TO DO: Please give the listing again in its entirety, exactly as written.

(Saved data entries)

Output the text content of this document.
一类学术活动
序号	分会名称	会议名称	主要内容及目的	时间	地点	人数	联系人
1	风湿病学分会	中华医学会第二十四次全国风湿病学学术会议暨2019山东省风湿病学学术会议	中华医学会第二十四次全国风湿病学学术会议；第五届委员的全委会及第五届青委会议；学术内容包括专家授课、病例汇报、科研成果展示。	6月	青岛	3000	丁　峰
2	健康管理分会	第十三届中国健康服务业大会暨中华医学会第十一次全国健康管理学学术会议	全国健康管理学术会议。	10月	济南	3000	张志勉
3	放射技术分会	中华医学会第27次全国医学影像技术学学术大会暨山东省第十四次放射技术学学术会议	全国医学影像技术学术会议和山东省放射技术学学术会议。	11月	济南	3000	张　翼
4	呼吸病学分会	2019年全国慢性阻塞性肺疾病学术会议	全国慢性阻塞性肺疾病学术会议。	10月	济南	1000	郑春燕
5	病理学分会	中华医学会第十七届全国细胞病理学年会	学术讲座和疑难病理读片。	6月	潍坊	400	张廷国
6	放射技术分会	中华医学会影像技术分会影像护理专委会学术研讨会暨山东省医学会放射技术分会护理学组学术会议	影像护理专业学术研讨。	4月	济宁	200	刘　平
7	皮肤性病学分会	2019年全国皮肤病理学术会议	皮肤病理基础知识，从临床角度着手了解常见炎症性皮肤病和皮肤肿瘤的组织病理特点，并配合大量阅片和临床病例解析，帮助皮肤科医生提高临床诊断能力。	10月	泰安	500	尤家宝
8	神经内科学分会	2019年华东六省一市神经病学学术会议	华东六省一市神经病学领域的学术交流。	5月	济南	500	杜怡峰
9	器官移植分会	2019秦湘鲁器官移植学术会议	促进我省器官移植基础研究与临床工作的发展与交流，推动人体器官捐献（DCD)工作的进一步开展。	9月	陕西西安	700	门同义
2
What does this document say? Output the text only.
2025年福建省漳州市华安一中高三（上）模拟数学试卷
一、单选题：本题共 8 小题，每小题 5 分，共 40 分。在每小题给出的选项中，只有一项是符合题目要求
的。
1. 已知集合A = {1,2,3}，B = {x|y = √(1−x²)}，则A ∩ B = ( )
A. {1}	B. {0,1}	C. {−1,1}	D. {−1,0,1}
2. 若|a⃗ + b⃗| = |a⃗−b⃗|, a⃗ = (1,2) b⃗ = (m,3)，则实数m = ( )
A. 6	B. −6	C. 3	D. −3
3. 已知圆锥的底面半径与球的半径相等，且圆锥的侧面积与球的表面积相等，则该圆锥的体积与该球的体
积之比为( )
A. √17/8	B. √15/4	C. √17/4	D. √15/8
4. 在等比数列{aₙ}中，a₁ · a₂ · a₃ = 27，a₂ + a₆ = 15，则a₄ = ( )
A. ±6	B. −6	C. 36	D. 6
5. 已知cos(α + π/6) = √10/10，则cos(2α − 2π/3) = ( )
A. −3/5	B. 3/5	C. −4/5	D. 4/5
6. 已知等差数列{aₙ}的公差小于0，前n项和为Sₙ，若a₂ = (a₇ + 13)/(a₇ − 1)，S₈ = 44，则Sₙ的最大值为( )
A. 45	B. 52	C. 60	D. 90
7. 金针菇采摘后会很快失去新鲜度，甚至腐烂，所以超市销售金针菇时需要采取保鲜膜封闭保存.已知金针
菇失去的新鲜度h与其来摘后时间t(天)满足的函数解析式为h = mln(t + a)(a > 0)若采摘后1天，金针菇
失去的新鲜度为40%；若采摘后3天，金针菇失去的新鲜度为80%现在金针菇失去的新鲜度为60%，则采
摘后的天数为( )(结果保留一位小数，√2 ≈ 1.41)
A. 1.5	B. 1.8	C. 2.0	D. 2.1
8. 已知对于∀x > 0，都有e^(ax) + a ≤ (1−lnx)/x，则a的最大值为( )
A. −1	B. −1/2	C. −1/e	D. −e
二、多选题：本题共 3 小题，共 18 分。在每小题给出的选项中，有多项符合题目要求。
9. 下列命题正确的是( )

EXPECTED OUTPUT:
Output the text content of this document.
一类学术活动
序号	分会名称	会议名称	主要内容及目的	时间	地点	人数	联系人
1	风湿病学分会	中华医学会第二十四次全国风湿病学学术会议暨2019山东省风湿病学学术会议	中华医学会第二十四次全国风湿病学学术会议；第五届委员的全委会及第五届青委会议；学术内容包括专家授课、病例汇报、科研成果展示。	6月	青岛	3000	丁　峰
2	健康管理分会	第十三届中国健康服务业大会暨中华医学会第十一次全国健康管理学学术会议	全国健康管理学术会议。	10月	济南	3000	张志勉
3	放射技术分会	中华医学会第27次全国医学影像技术学学术大会暨山东省第十四次放射技术学学术会议	全国医学影像技术学术会议和山东省放射技术学学术会议。	11月	济南	3000	张　翼
4	呼吸病学分会	2019年全国慢性阻塞性肺疾病学术会议	全国慢性阻塞性肺疾病学术会议。	10月	济南	1000	郑春燕
5	病理学分会	中华医学会第十七届全国细胞病理学年会	学术讲座和疑难病理读片。	6月	潍坊	400	张廷国
6	放射技术分会	中华医学会影像技术分会影像护理专委会学术研讨会暨山东省医学会放射技术分会护理学组学术会议	影像护理专业学术研讨。	4月	济宁	200	刘　平
7	皮肤性病学分会	2019年全国皮肤病理学术会议	皮肤病理基础知识，从临床角度着手了解常见炎症性皮肤病和皮肤肿瘤的组织病理特点，并配合大量阅片和临床病例解析，帮助皮肤科医生提高临床诊断能力。	10月	泰安	500	尤家宝
8	神经内科学分会	2019年华东六省一市神经病学学术会议	华东六省一市神经病学领域的学术交流。	5月	济南	500	杜怡峰
9	器官移植分会	2019秦湘鲁器官移植学术会议	促进我省器官移植基础研究与临床工作的发展与交流，推动人体器官捐献（DCD)工作的进一步开展。	9月	陕西西安	700	门同义
2
What does this document say? Output the text only.
2025年福建省漳州市华安一中高三（上）模拟数学试卷
一、单选题：本题共 8 小题，每小题 5 分，共 40 分。在每小题给出的选项中，只有一项是符合题目要求
的。
1. 已知集合A = {1,2,3}，B = {x|y = √(1−x²)}，则A ∩ B = ( )
A. {1}	B. {0,1}	C. {−1,1}	D. {−1,0,1}
2. 若|a⃗ + b⃗| = |a⃗−b⃗|, a⃗ = (1,2) b⃗ = (m,3)，则实数m = ( )
A. 6	B. −6	C. 3	D. −3
3. 已知圆锥的底面半径与球的半径相等，且圆锥的侧面积与球的表面积相等，则该圆锥的体积与该球的体
积之比为( )
A. √17/8	B. √15/4	C. √17/4	D. √15/8
4. 在等比数列{aₙ}中，a₁ · a₂ · a₃ = 27，a₂ + a₆ = 15，则a₄ = ( )
A. ±6	B. −6	C. 36	D. 6
5. 已知cos(α + π/6) = √10/10，则cos(2α − 2π/3) = ( )
A. −3/5	B. 3/5	C. −4/5	D. 4/5
6. 已知等差数列{aₙ}的公差小于0，前n项和为Sₙ，若a₂ = (a₇ + 13)/(a₇ − 1)，S₈ = 44，则Sₙ的最大值为( )
A. 45	B. 52	C. 60	D. 90
7. 金针菇采摘后会很快失去新鲜度，甚至腐烂，所以超市销售金针菇时需要采取保鲜膜封闭保存.已知金针
菇失去的新鲜度h与其来摘后时间t(天)满足的函数解析式为h = mln(t + a)(a > 0)若采摘后1天，金针菇
失去的新鲜度为40%；若采摘后3天，金针菇失去的新鲜度为80%现在金针菇失去的新鲜度为60%，则采
摘后的天数为( )(结果保留一位小数，√2 ≈ 1.41)
A. 1.5	B. 1.8	C. 2.0	D. 2.1
8. 已知对于∀x > 0，都有e^(ax) + a ≤ (1−lnx)/x，则a的最大值为( )
A. −1	B. −1/2	C. −1/e	D. −e
二、多选题：本题共 3 小题，共 18 分。在每小题给出的选项中，有多项符合题目要求。
9. 下列命题正确的是( )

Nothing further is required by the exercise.